┏━━

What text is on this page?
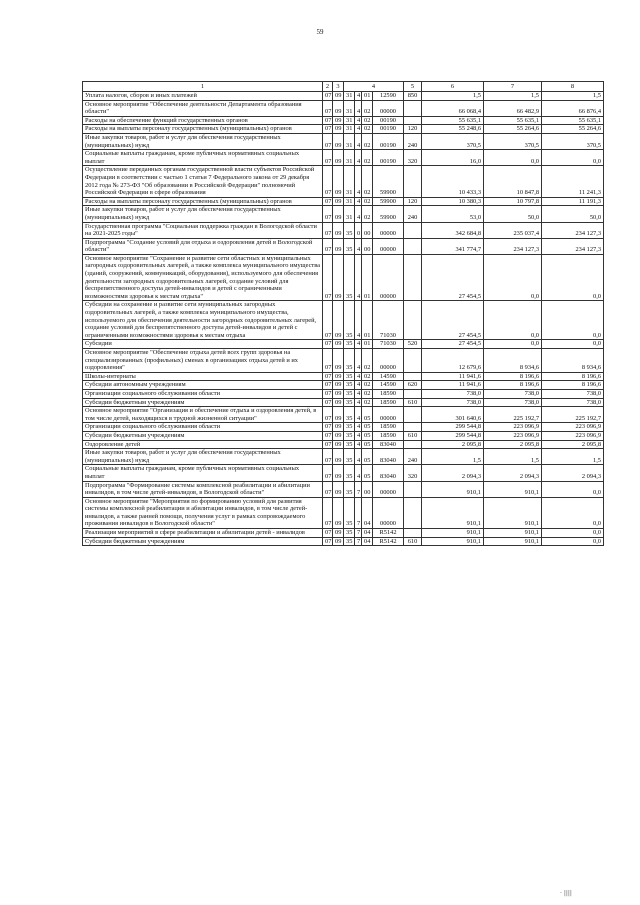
59
1	2	3	4				5	6	7	8
Уплата налогов, сборов и иных платежей	07	09	31	4	01	12590	850	1,5	1,5	1,5
Основное мероприятие "Обеспечение деятельности Департамента образования области"	07	09	31	4	02	00000		66 068,4	66 482,9	66 876,4
Расходы на обеспечение функций государственных органов	07	09	31	4	02	00190		55 635,1	55 635,1	55 635,1
Расходы на выплаты персоналу государственных (муниципальных) органов	07	09	31	4	02	00190	120	55 248,6	55 264,6	55 264,6
Иные закупки товаров, работ и услуг для обеспечения государственных (муниципальных) нужд	07	09	31	4	02	00190	240	370,5	370,5	370,5
Социальные выплаты гражданам, кроме публичных нормативных социальных выплат	07	09	31	4	02	00190	320	16,0	0,0	0,0
Осуществление переданных органам государственной власти субъектов Российской Федерации в соответствии с частью 1 статьи 7 Федерального закона от 29 декабря 2012 года № 273-ФЗ "Об образовании в Российской Федерации" полномочий Российской Федерации в сфере образования	07	09	31	4	02	59900		10 433,3	10 847,8	11 241,3
Расходы на выплаты персоналу государственных (муниципальных) органов	07	09	31	4	02	59900	120	10 380,3	10 797,8	11 191,3
Иные закупки товаров, работ и услуг для обеспечения государственных (муниципальных) нужд	07	09	31	4	02	59900	240	53,0	50,0	50,0
Государственная программа "Социальная поддержка граждан в Вологодской области на 2021-2025 годы"	07	09	35	0	00	00000		342 684,8	235 037,4	234 127,3
Подпрограмма "Создание условий для отдыха и оздоровления детей в Вологодской области"	07	09	35	4	00	00000		341 774,7	234 127,3	234 127,3
Основное мероприятие "Сохранение и развитие сети областных и муниципальных загородных оздоровительных лагерей, а также комплекса муниципального имущества (зданий, сооружений, коммуникаций, оборудования), используемого для обеспечения деятельности загородных оздоровительных лагерей, создание условий для беспрепятственного доступа детей-инвалидов и детей с ограниченными возможностями здоровья к местам отдыха"	07	09	35	4	01	00000		27 454,5	0,0	0,0
Субсидии на сохранение и развитие сети муниципальных загородных оздоровительных лагерей, а также комплекса муниципального имущества, используемого для обеспечения деятельности загородных оздоровительных лагерей, создание условий для беспрепятственного доступа детей-инвалидов и детей с ограниченными возможностями здоровья к местам отдыха	07	09	35	4	01	71030		27 454,5	0,0	0,0
Субсидии	07	09	35	4	01	71030	520	27 454,5	0,0	0,0
Основное мероприятие "Обеспечение отдыха детей всех групп здоровья на специализированных (профильных) сменах в организациях отдыха детей и их оздоровления"	07	09	35	4	02	00000		12 679,6	8 934,6	8 934,6
Школы-интернаты	07	09	35	4	02	14590		11 941,6	8 196,6	8 196,6
Субсидии автономным учреждениям	07	09	35	4	02	14590	620	11 941,6	8 196,6	8 196,6
Организации социального обслуживания области	07	09	35	4	02	18590		738,0	738,0	738,0
Субсидии бюджетным учреждениям	07	09	35	4	02	18590	610	738,0	738,0	738,0
Основное мероприятие "Организация и обеспечение отдыха и оздоровления детей, в том числе детей, находящихся в трудной жизненной ситуации"	07	09	35	4	05	00000		301 640,6	225 192,7	225 192,7
Организации социального обслуживания области	07	09	35	4	05	18590		299 544,8	223 096,9	223 096,9
Субсидии бюджетным учреждениям	07	09	35	4	05	18590	610	299 544,8	223 096,9	223 096,9
Оздоровление детей	07	09	35	4	05	83040		2 095,8	2 095,8	2 095,8
Иные закупки товаров, работ и услуг для обеспечения государственных (муниципальных) нужд	07	09	35	4	05	83040	240	1,5	1,5	1,5
Социальные выплаты гражданам, кроме публичных нормативных социальных выплат	07	09	35	4	05	83040	320	2 094,3	2 094,3	2 094,3
Подпрограмма "Формирование системы комплексной реабилитации и абилитации инвалидов, в том числе детей-инвалидов, в Вологодской области"	07	09	35	7	00	00000		910,1	910,1	0,0
Основное мероприятие "Мероприятия по формированию условий для развития системы комплексной реабилитации и абилитации инвалидов, в том числе детей-инвалидов, а также ранней помощи, получения услуг в рамках сопровождаемого проживания инвалидов в Вологодской области"	07	09	35	7	04	00000		910,1	910,1	0,0
Реализация мероприятий в сфере реабилитации и абилитации детей - инвалидов	07	09	35	7	04	R5142		910,1	910,1	0,0
Субсидии бюджетным учреждениям	07	09	35	7	04	R5142	610	910,1	910,1	0,0
· ||||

┗━━

* OBJECTIVE *
Reproduce the material in full, word for word, and omit the pictures.

* RESPONSE TO THE EXERCISE *
What text is on this page?
59
1	2	3	4				5	6	7	8
Уплата налогов, сборов и иных платежей	07	09	31	4	01	12590	850	1,5	1,5	1,5
Основное мероприятие "Обеспечение деятельности Департамента образования области"	07	09	31	4	02	00000		66 068,4	66 482,9	66 876,4
Расходы на обеспечение функций государственных органов	07	09	31	4	02	00190		55 635,1	55 635,1	55 635,1
Расходы на выплаты персоналу государственных (муниципальных) органов	07	09	31	4	02	00190	120	55 248,6	55 264,6	55 264,6
Иные закупки товаров, работ и услуг для обеспечения государственных (муниципальных) нужд	07	09	31	4	02	00190	240	370,5	370,5	370,5
Социальные выплаты гражданам, кроме публичных нормативных социальных выплат	07	09	31	4	02	00190	320	16,0	0,0	0,0
Осуществление переданных органам государственной власти субъектов Российской Федерации в соответствии с частью 1 статьи 7 Федерального закона от 29 декабря 2012 года № 273-ФЗ "Об образовании в Российской Федерации" полномочий Российской Федерации в сфере образования	07	09	31	4	02	59900		10 433,3	10 847,8	11 241,3
Расходы на выплаты персоналу государственных (муниципальных) органов	07	09	31	4	02	59900	120	10 380,3	10 797,8	11 191,3
Иные закупки товаров, работ и услуг для обеспечения государственных (муниципальных) нужд	07	09	31	4	02	59900	240	53,0	50,0	50,0
Государственная программа "Социальная поддержка граждан в Вологодской области на 2021-2025 годы"	07	09	35	0	00	00000		342 684,8	235 037,4	234 127,3
Подпрограмма "Создание условий для отдыха и оздоровления детей в Вологодской области"	07	09	35	4	00	00000		341 774,7	234 127,3	234 127,3
Основное мероприятие "Сохранение и развитие сети областных и муниципальных загородных оздоровительных лагерей, а также комплекса муниципального имущества (зданий, сооружений, коммуникаций, оборудования), используемого для обеспечения деятельности загородных оздоровительных лагерей, создание условий для беспрепятственного доступа детей-инвалидов и детей с ограниченными возможностями здоровья к местам отдыха"	07	09	35	4	01	00000		27 454,5	0,0	0,0
Субсидии на сохранение и развитие сети муниципальных загородных оздоровительных лагерей, а также комплекса муниципального имущества, используемого для обеспечения деятельности загородных оздоровительных лагерей, создание условий для беспрепятственного доступа детей-инвалидов и детей с ограниченными возможностями здоровья к местам отдыха	07	09	35	4	01	71030		27 454,5	0,0	0,0
Субсидии	07	09	35	4	01	71030	520	27 454,5	0,0	0,0
Основное мероприятие "Обеспечение отдыха детей всех групп здоровья на специализированных (профильных) сменах в организациях отдыха детей и их оздоровления"	07	09	35	4	02	00000		12 679,6	8 934,6	8 934,6
Школы-интернаты	07	09	35	4	02	14590		11 941,6	8 196,6	8 196,6
Субсидии автономным учреждениям	07	09	35	4	02	14590	620	11 941,6	8 196,6	8 196,6
Организации социального обслуживания области	07	09	35	4	02	18590		738,0	738,0	738,0
Субсидии бюджетным учреждениям	07	09	35	4	02	18590	610	738,0	738,0	738,0
Основное мероприятие "Организация и обеспечение отдыха и оздоровления детей, в том числе детей, находящихся в трудной жизненной ситуации"	07	09	35	4	05	00000		301 640,6	225 192,7	225 192,7
Организации социального обслуживания области	07	09	35	4	05	18590		299 544,8	223 096,9	223 096,9
Субсидии бюджетным учреждениям	07	09	35	4	05	18590	610	299 544,8	223 096,9	223 096,9
Оздоровление детей	07	09	35	4	05	83040		2 095,8	2 095,8	2 095,8
Иные закупки товаров, работ и услуг для обеспечения государственных (муниципальных) нужд	07	09	35	4	05	83040	240	1,5	1,5	1,5
Социальные выплаты гражданам, кроме публичных нормативных социальных выплат	07	09	35	4	05	83040	320	2 094,3	2 094,3	2 094,3
Подпрограмма "Формирование системы комплексной реабилитации и абилитации инвалидов, в том числе детей-инвалидов, в Вологодской области"	07	09	35	7	00	00000		910,1	910,1	0,0
Основное мероприятие "Мероприятия по формированию условий для развития системы комплексной реабилитации и абилитации инвалидов, в том числе детей-инвалидов, а также ранней помощи, получения услуг в рамках сопровождаемого проживания инвалидов в Вологодской области"	07	09	35	7	04	00000		910,1	910,1	0,0
Реализация мероприятий в сфере реабилитации и абилитации детей - инвалидов	07	09	35	7	04	R5142		910,1	910,1	0,0
Субсидии бюджетным учреждениям	07	09	35	7	04	R5142	610	910,1	910,1	0,0
· ||||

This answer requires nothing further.